- _Objective_
Can the data below be set down again exactly, line for line?

━━━━━ Recorded information

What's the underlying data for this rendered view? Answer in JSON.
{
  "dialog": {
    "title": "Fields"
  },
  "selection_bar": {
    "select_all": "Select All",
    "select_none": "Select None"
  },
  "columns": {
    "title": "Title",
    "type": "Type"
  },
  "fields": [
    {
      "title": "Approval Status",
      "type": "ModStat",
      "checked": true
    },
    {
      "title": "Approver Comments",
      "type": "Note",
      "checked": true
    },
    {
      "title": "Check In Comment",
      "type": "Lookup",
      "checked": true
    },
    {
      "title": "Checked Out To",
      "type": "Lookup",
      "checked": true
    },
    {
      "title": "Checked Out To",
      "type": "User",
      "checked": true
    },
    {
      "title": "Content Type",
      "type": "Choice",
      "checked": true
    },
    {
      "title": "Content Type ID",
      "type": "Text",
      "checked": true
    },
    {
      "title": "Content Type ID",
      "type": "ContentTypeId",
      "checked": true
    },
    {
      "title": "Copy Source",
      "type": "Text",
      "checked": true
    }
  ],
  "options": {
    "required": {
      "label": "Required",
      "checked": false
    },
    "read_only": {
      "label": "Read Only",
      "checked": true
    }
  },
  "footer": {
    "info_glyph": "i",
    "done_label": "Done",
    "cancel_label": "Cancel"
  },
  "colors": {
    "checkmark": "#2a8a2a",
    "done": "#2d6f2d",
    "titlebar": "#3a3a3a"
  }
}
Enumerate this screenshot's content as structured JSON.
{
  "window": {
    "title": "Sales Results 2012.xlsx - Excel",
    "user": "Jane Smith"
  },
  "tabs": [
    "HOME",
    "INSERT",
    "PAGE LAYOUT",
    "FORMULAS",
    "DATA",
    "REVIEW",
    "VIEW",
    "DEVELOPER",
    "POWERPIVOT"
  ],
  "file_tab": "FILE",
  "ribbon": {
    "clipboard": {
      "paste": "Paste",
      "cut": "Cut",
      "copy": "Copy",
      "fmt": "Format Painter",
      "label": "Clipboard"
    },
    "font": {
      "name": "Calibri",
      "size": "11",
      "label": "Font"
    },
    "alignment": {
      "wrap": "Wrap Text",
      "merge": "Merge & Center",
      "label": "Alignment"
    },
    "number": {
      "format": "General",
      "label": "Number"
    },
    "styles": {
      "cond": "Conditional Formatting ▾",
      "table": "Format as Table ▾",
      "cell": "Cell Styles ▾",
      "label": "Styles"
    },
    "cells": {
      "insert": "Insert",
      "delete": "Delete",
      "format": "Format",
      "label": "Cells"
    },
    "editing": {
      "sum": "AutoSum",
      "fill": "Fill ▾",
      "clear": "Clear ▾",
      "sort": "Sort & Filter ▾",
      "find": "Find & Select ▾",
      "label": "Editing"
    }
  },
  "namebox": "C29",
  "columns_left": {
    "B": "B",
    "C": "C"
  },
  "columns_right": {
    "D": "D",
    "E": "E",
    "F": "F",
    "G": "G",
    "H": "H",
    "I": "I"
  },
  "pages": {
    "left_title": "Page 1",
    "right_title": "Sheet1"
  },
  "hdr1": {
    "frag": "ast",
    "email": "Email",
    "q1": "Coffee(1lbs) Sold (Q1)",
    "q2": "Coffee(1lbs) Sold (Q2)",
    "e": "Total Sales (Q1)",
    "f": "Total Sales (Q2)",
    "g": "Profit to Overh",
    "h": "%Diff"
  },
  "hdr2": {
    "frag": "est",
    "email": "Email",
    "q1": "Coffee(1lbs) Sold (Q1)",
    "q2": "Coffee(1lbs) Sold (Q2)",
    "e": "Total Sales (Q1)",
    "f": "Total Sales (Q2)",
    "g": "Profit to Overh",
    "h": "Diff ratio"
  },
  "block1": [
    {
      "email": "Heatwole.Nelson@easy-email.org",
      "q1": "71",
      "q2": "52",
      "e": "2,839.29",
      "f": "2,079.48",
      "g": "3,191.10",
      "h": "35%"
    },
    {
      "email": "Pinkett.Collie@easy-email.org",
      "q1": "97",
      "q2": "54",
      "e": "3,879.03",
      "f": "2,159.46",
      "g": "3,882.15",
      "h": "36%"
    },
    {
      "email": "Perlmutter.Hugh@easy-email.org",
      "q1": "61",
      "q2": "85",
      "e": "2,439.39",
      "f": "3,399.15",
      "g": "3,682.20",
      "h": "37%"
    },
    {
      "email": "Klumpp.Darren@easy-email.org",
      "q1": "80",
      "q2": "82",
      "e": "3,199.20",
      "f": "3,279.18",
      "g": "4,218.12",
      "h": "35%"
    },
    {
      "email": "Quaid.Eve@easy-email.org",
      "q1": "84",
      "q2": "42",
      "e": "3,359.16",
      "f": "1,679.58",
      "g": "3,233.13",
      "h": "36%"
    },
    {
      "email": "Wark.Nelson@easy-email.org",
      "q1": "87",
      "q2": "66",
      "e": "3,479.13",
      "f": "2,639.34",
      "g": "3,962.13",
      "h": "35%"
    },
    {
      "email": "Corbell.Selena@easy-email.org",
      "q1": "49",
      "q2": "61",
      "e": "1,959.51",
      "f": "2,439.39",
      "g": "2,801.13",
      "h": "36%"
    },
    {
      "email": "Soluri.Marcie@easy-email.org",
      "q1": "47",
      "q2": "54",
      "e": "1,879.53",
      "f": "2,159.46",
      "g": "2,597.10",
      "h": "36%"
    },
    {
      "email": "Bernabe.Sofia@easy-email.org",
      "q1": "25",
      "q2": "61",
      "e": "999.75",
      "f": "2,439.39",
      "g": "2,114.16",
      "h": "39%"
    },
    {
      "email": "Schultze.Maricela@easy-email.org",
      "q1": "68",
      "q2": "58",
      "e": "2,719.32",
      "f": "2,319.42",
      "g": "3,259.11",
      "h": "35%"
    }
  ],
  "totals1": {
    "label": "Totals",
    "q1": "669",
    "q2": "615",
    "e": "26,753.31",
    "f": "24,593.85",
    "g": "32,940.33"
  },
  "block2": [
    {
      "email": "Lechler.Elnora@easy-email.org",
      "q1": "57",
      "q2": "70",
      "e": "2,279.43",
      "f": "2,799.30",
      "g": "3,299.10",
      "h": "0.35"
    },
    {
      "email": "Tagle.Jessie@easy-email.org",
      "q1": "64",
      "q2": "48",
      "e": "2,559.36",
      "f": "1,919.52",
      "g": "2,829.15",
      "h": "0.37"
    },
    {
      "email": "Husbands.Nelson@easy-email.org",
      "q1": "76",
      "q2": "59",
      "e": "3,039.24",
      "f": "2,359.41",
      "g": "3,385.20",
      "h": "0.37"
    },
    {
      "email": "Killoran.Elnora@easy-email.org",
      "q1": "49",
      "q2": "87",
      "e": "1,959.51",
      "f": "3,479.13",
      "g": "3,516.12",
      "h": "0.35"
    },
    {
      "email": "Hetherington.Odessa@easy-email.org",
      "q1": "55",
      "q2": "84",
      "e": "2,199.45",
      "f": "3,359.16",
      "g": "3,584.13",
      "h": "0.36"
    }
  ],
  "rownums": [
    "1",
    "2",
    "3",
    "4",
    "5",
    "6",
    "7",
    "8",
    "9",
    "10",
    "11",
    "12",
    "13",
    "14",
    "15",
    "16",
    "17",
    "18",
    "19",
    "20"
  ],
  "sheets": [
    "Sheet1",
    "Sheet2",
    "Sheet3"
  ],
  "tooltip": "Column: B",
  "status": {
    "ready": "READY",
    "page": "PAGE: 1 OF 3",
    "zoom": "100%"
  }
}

━━━━━━━━━━

- _Answer to this exercise_
What's the underlying data for this rendered view? Answer in JSON.
{
  "dialog": {
    "title": "Fields"
  },
  "selection_bar": {
    "select_all": "Select All",
    "select_none": "Select None"
  },
  "columns": {
    "title": "Title",
    "type": "Type"
  },
  "fields": [
    {
      "title": "Approval Status",
      "type": "ModStat",
      "checked": true
    },
    {
      "title": "Approver Comments",
      "type": "Note",
      "checked": true
    },
    {
      "title": "Check In Comment",
      "type": "Lookup",
      "checked": true
    },
    {
      "title": "Checked Out To",
      "type": "Lookup",
      "checked": true
    },
    {
      "title": "Checked Out To",
      "type": "User",
      "checked": true
    },
    {
      "title": "Content Type",
      "type": "Choice",
      "checked": true
    },
    {
      "title": "Content Type ID",
      "type": "Text",
      "checked": true
    },
    {
      "title": "Content Type ID",
      "type": "ContentTypeId",
      "checked": true
    },
    {
      "title": "Copy Source",
      "type": "Text",
      "checked": true
    }
  ],
  "options": {
    "required": {
      "label": "Required",
      "checked": false
    },
    "read_only": {
      "label": "Read Only",
      "checked": true
    }
  },
  "footer": {
    "info_glyph": "i",
    "done_label": "Done",
    "cancel_label": "Cancel"
  },
  "colors": {
    "checkmark": "#2a8a2a",
    "done": "#2d6f2d",
    "titlebar": "#3a3a3a"
  }
}
Enumerate this screenshot's content as structured JSON.
{
  "window": {
    "title": "Sales Results 2012.xlsx - Excel",
    "user": "Jane Smith"
  },
  "tabs": [
    "HOME",
    "INSERT",
    "PAGE LAYOUT",
    "FORMULAS",
    "DATA",
    "REVIEW",
    "VIEW",
    "DEVELOPER",
    "POWERPIVOT"
  ],
  "file_tab": "FILE",
  "ribbon": {
    "clipboard": {
      "paste": "Paste",
      "cut": "Cut",
      "copy": "Copy",
      "fmt": "Format Painter",
      "label": "Clipboard"
    },
    "font": {
      "name": "Calibri",
      "size": "11",
      "label": "Font"
    },
    "alignment": {
      "wrap": "Wrap Text",
      "merge": "Merge & Center",
      "label": "Alignment"
    },
    "number": {
      "format": "General",
      "label": "Number"
    },
    "styles": {
      "cond": "Conditional Formatting ▾",
      "table": "Format as Table ▾",
      "cell": "Cell Styles ▾",
      "label": "Styles"
    },
    "cells": {
      "insert": "Insert",
      "delete": "Delete",
      "format": "Format",
      "label": "Cells"
    },
    "editing": {
      "sum": "AutoSum",
      "fill": "Fill ▾",
      "clear": "Clear ▾",
      "sort": "Sort & Filter ▾",
      "find": "Find & Select ▾",
      "label": "Editing"
    }
  },
  "namebox": "C29",
  "columns_left": {
    "B": "B",
    "C": "C"
  },
  "columns_right": {
    "D": "D",
    "E": "E",
    "F": "F",
    "G": "G",
    "H": "H",
    "I": "I"
  },
  "pages": {
    "left_title": "Page 1",
    "right_title": "Sheet1"
  },
  "hdr1": {
    "frag": "ast",
    "email": "Email",
    "q1": "Coffee(1lbs) Sold (Q1)",
    "q2": "Coffee(1lbs) Sold (Q2)",
    "e": "Total Sales (Q1)",
    "f": "Total Sales (Q2)",
    "g": "Profit to Overh",
    "h": "%Diff"
  },
  "hdr2": {
    "frag": "est",
    "email": "Email",
    "q1": "Coffee(1lbs) Sold (Q1)",
    "q2": "Coffee(1lbs) Sold (Q2)",
    "e": "Total Sales (Q1)",
    "f": "Total Sales (Q2)",
    "g": "Profit to Overh",
    "h": "Diff ratio"
  },
  "block1": [
    {
      "email": "Heatwole.Nelson@easy-email.org",
      "q1": "71",
      "q2": "52",
      "e": "2,839.29",
      "f": "2,079.48",
      "g": "3,191.10",
      "h": "35%"
    },
    {
      "email": "Pinkett.Collie@easy-email.org",
      "q1": "97",
      "q2": "54",
      "e": "3,879.03",
      "f": "2,159.46",
      "g": "3,882.15",
      "h": "36%"
    },
    {
      "email": "Perlmutter.Hugh@easy-email.org",
      "q1": "61",
      "q2": "85",
      "e": "2,439.39",
      "f": "3,399.15",
      "g": "3,682.20",
      "h": "37%"
    },
    {
      "email": "Klumpp.Darren@easy-email.org",
      "q1": "80",
      "q2": "82",
      "e": "3,199.20",
      "f": "3,279.18",
      "g": "4,218.12",
      "h": "35%"
    },
    {
      "email": "Quaid.Eve@easy-email.org",
      "q1": "84",
      "q2": "42",
      "e": "3,359.16",
      "f": "1,679.58",
      "g": "3,233.13",
      "h": "36%"
    },
    {
      "email": "Wark.Nelson@easy-email.org",
      "q1": "87",
      "q2": "66",
      "e": "3,479.13",
      "f": "2,639.34",
      "g": "3,962.13",
      "h": "35%"
    },
    {
      "email": "Corbell.Selena@easy-email.org",
      "q1": "49",
      "q2": "61",
      "e": "1,959.51",
      "f": "2,439.39",
      "g": "2,801.13",
      "h": "36%"
    },
    {
      "email": "Soluri.Marcie@easy-email.org",
      "q1": "47",
      "q2": "54",
      "e": "1,879.53",
      "f": "2,159.46",
      "g": "2,597.10",
      "h": "36%"
    },
    {
      "email": "Bernabe.Sofia@easy-email.org",
      "q1": "25",
      "q2": "61",
      "e": "999.75",
      "f": "2,439.39",
      "g": "2,114.16",
      "h": "39%"
    },
    {
      "email": "Schultze.Maricela@easy-email.org",
      "q1": "68",
      "q2": "58",
      "e": "2,719.32",
      "f": "2,319.42",
      "g": "3,259.11",
      "h": "35%"
    }
  ],
  "totals1": {
    "label": "Totals",
    "q1": "669",
    "q2": "615",
    "e": "26,753.31",
    "f": "24,593.85",
    "g": "32,940.33"
  },
  "block2": [
    {
      "email": "Lechler.Elnora@easy-email.org",
      "q1": "57",
      "q2": "70",
      "e": "2,279.43",
      "f": "2,799.30",
      "g": "3,299.10",
      "h": "0.35"
    },
    {
      "email": "Tagle.Jessie@easy-email.org",
      "q1": "64",
      "q2": "48",
      "e": "2,559.36",
      "f": "1,919.52",
      "g": "2,829.15",
      "h": "0.37"
    },
    {
      "email": "Husbands.Nelson@easy-email.org",
      "q1": "76",
      "q2": "59",
      "e": "3,039.24",
      "f": "2,359.41",
      "g": "3,385.20",
      "h": "0.37"
    },
    {
      "email": "Killoran.Elnora@easy-email.org",
      "q1": "49",
      "q2": "87",
      "e": "1,959.51",
      "f": "3,479.13",
      "g": "3,516.12",
      "h": "0.35"
    },
    {
      "email": "Hetherington.Odessa@easy-email.org",
      "q1": "55",
      "q2": "84",
      "e": "2,199.45",
      "f": "3,359.16",
      "g": "3,584.13",
      "h": "0.36"
    }
  ],
  "rownums": [
    "1",
    "2",
    "3",
    "4",
    "5",
    "6",
    "7",
    "8",
    "9",
    "10",
    "11",
    "12",
    "13",
    "14",
    "15",
    "16",
    "17",
    "18",
    "19",
    "20"
  ],
  "sheets": [
    "Sheet1",
    "Sheet2",
    "Sheet3"
  ],
  "tooltip": "Column: B",
  "status": {
    "ready": "READY",
    "page": "PAGE: 1 OF 3",
    "zoom": "100%"
  }
}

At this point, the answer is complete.